[Directions for this task]:
All records below are to be duplicated exactly, with every picture excluded.

• • • •

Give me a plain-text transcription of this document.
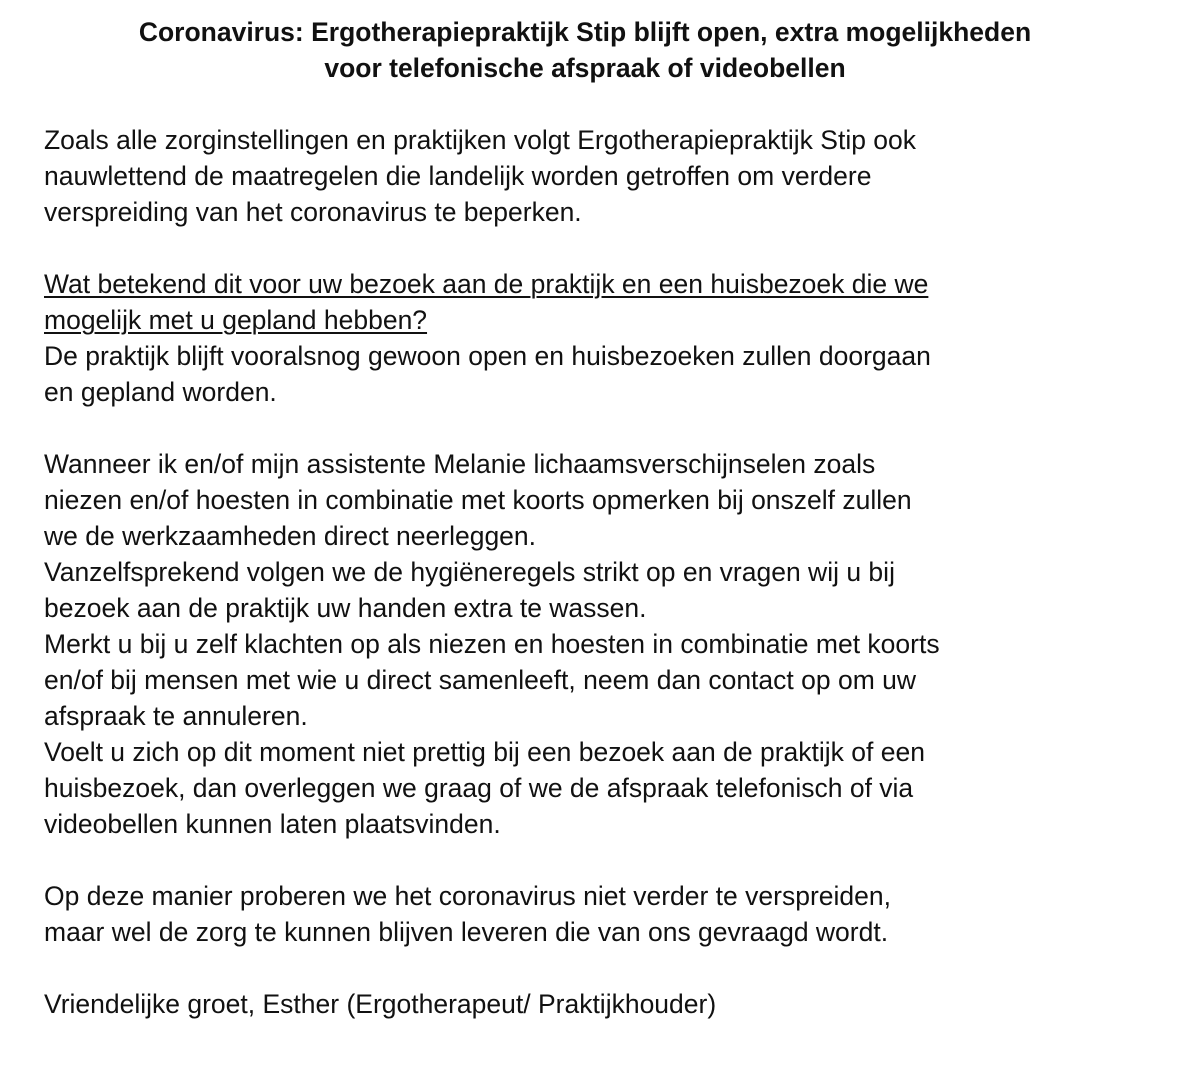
Coronavirus: Ergotherapiepraktijk Stip blijft open, extra mogelijkheden
voor telefonische afspraak of videobellen
Zoals alle zorginstellingen en praktijken volgt Ergotherapiepraktijk Stip ook
nauwlettend de maatregelen die landelijk worden getroffen om verdere
verspreiding van het coronavirus te beperken.
Wat betekend dit voor uw bezoek aan de praktijk en een huisbezoek die we
mogelijk met u gepland hebben?
De praktijk blijft vooralsnog gewoon open en huisbezoeken zullen doorgaan
en gepland worden.
Wanneer ik en/of mijn assistente Melanie lichaamsverschijnselen zoals
niezen en/of hoesten in combinatie met koorts opmerken bij onszelf zullen
we de werkzaamheden direct neerleggen.
Vanzelfsprekend volgen we de hygiëneregels strikt op en vragen wij u bij
bezoek aan de praktijk uw handen extra te wassen.
Merkt u bij u zelf klachten op als niezen en hoesten in combinatie met koorts
en/of bij mensen met wie u direct samenleeft, neem dan contact op om uw
afspraak te annuleren.
Voelt u zich op dit moment niet prettig bij een bezoek aan de praktijk of een
huisbezoek, dan overleggen we graag of we de afspraak telefonisch of via
videobellen kunnen laten plaatsvinden.
Op deze manier proberen we het coronavirus niet verder te verspreiden,
maar wel de zorg te kunnen blijven leveren die van ons gevraagd wordt.
Vriendelijke groet, Esther (Ergotherapeut/ Praktijkhouder)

• • • •

[Result of this exercise]:
Give me a plain-text transcription of this document.
Coronavirus: Ergotherapiepraktijk Stip blijft open, extra mogelijkheden
voor telefonische afspraak of videobellen
Zoals alle zorginstellingen en praktijken volgt Ergotherapiepraktijk Stip ook
nauwlettend de maatregelen die landelijk worden getroffen om verdere
verspreiding van het coronavirus te beperken.
Wat betekend dit voor uw bezoek aan de praktijk en een huisbezoek die we
mogelijk met u gepland hebben?
De praktijk blijft vooralsnog gewoon open en huisbezoeken zullen doorgaan
en gepland worden.
Wanneer ik en/of mijn assistente Melanie lichaamsverschijnselen zoals
niezen en/of hoesten in combinatie met koorts opmerken bij onszelf zullen
we de werkzaamheden direct neerleggen.
Vanzelfsprekend volgen we de hygiëneregels strikt op en vragen wij u bij
bezoek aan de praktijk uw handen extra te wassen.
Merkt u bij u zelf klachten op als niezen en hoesten in combinatie met koorts
en/of bij mensen met wie u direct samenleeft, neem dan contact op om uw
afspraak te annuleren.
Voelt u zich op dit moment niet prettig bij een bezoek aan de praktijk of een
huisbezoek, dan overleggen we graag of we de afspraak telefonisch of via
videobellen kunnen laten plaatsvinden.
Op deze manier proberen we het coronavirus niet verder te verspreiden,
maar wel de zorg te kunnen blijven leveren die van ons gevraagd wordt.
Vriendelijke groet, Esther (Ergotherapeut/ Praktijkhouder)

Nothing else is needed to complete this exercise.